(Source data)

____________________

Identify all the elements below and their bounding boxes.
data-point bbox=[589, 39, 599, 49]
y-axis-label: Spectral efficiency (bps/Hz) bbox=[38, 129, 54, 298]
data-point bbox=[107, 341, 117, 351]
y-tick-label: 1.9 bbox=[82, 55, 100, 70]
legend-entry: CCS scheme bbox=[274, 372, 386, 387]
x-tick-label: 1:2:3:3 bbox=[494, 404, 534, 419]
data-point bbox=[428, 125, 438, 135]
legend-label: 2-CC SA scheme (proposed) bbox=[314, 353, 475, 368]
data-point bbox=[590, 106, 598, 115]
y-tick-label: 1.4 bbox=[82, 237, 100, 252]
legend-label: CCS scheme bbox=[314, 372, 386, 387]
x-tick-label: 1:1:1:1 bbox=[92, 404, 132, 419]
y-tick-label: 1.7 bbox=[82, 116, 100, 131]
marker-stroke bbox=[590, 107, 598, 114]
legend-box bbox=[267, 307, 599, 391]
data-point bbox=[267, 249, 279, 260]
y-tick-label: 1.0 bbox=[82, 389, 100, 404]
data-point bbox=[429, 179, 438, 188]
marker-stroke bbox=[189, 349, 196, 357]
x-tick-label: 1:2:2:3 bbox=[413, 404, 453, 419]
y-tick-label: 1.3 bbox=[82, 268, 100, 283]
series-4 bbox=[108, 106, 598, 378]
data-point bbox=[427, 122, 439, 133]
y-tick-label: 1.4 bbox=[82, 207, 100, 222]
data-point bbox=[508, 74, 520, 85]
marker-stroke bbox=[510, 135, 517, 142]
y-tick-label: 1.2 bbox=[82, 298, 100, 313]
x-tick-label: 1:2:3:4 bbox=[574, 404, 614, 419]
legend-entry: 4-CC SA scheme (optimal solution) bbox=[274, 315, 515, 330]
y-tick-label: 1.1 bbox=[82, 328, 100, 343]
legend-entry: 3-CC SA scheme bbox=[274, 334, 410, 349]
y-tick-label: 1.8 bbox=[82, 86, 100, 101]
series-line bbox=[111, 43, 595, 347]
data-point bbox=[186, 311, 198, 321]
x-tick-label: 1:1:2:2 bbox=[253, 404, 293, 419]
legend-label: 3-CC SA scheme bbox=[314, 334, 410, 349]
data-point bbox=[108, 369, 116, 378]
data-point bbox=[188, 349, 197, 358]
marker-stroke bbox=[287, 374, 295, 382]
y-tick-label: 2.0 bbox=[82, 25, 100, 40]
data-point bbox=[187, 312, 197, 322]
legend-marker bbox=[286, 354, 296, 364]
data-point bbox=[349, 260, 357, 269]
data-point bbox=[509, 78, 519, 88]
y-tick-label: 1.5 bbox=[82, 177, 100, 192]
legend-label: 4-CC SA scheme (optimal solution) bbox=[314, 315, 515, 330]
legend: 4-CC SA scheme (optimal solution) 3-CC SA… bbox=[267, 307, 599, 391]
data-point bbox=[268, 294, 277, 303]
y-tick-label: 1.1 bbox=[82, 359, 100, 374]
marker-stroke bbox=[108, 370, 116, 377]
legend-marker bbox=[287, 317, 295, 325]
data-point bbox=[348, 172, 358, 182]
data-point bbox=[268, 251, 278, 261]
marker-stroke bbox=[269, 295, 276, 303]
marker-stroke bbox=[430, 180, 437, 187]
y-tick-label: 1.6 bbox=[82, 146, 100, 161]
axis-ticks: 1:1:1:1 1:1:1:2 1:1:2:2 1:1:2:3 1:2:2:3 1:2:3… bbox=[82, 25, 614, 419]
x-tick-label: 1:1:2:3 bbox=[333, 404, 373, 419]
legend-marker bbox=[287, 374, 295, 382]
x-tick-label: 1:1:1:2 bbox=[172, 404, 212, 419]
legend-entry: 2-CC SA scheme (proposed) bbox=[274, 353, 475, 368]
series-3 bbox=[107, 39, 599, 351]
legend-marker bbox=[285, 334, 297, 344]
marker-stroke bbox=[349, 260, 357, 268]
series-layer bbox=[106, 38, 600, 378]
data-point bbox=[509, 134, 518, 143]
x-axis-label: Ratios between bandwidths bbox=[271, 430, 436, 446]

____________________

Please print every one of the lines above, unchanged and in their original order.

Answer to this problem:
Identify all the elements below and their bounding boxes.
data-point bbox=[589, 39, 599, 49]
y-axis-label: Spectral efficiency (bps/Hz) bbox=[38, 129, 54, 298]
data-point bbox=[107, 341, 117, 351]
y-tick-label: 1.9 bbox=[82, 55, 100, 70]
legend-entry: CCS scheme bbox=[274, 372, 386, 387]
x-tick-label: 1:2:3:3 bbox=[494, 404, 534, 419]
data-point bbox=[428, 125, 438, 135]
legend-label: 2-CC SA scheme (proposed) bbox=[314, 353, 475, 368]
data-point bbox=[590, 106, 598, 115]
y-tick-label: 1.4 bbox=[82, 237, 100, 252]
legend-label: CCS scheme bbox=[314, 372, 386, 387]
x-tick-label: 1:1:1:1 bbox=[92, 404, 132, 419]
y-tick-label: 1.7 bbox=[82, 116, 100, 131]
marker-stroke bbox=[590, 107, 598, 114]
legend-box bbox=[267, 307, 599, 391]
data-point bbox=[267, 249, 279, 260]
y-tick-label: 1.0 bbox=[82, 389, 100, 404]
data-point bbox=[429, 179, 438, 188]
marker-stroke bbox=[189, 349, 196, 357]
x-tick-label: 1:2:2:3 bbox=[413, 404, 453, 419]
y-tick-label: 1.3 bbox=[82, 268, 100, 283]
series-4 bbox=[108, 106, 598, 378]
data-point bbox=[427, 122, 439, 133]
y-tick-label: 1.4 bbox=[82, 207, 100, 222]
data-point bbox=[508, 74, 520, 85]
marker-stroke bbox=[510, 135, 517, 142]
y-tick-label: 1.2 bbox=[82, 298, 100, 313]
x-tick-label: 1:2:3:4 bbox=[574, 404, 614, 419]
legend-entry: 4-CC SA scheme (optimal solution) bbox=[274, 315, 515, 330]
y-tick-label: 1.1 bbox=[82, 328, 100, 343]
legend-entry: 3-CC SA scheme bbox=[274, 334, 410, 349]
y-tick-label: 1.8 bbox=[82, 86, 100, 101]
series-line bbox=[111, 43, 595, 347]
data-point bbox=[186, 311, 198, 321]
x-tick-label: 1:1:2:2 bbox=[253, 404, 293, 419]
legend-label: 3-CC SA scheme bbox=[314, 334, 410, 349]
data-point bbox=[108, 369, 116, 378]
data-point bbox=[188, 349, 197, 358]
marker-stroke bbox=[287, 374, 295, 382]
y-tick-label: 2.0 bbox=[82, 25, 100, 40]
data-point bbox=[187, 312, 197, 322]
legend-marker bbox=[286, 354, 296, 364]
data-point bbox=[349, 260, 357, 269]
data-point bbox=[509, 78, 519, 88]
y-tick-label: 1.5 bbox=[82, 177, 100, 192]
legend-label: 4-CC SA scheme (optimal solution) bbox=[314, 315, 515, 330]
legend: 4-CC SA scheme (optimal solution) 3-CC SA… bbox=[267, 307, 599, 391]
data-point bbox=[268, 294, 277, 303]
y-tick-label: 1.1 bbox=[82, 359, 100, 374]
marker-stroke bbox=[108, 370, 116, 377]
legend-marker bbox=[287, 317, 295, 325]
data-point bbox=[348, 172, 358, 182]
data-point bbox=[268, 251, 278, 261]
marker-stroke bbox=[269, 295, 276, 303]
marker-stroke bbox=[430, 180, 437, 187]
y-tick-label: 1.6 bbox=[82, 146, 100, 161]
axis-ticks: 1:1:1:1 1:1:1:2 1:1:2:2 1:1:2:3 1:2:2:3 1:2:3… bbox=[82, 25, 614, 419]
x-tick-label: 1:1:2:3 bbox=[333, 404, 373, 419]
legend-marker bbox=[287, 374, 295, 382]
x-tick-label: 1:1:1:2 bbox=[172, 404, 212, 419]
legend-entry: 2-CC SA scheme (proposed) bbox=[274, 353, 475, 368]
series-3 bbox=[107, 39, 599, 351]
legend-marker bbox=[285, 334, 297, 344]
marker-stroke bbox=[349, 260, 357, 268]
series-layer bbox=[106, 38, 600, 378]
data-point bbox=[509, 134, 518, 143]
x-axis-label: Ratios between bandwidths bbox=[271, 430, 436, 446]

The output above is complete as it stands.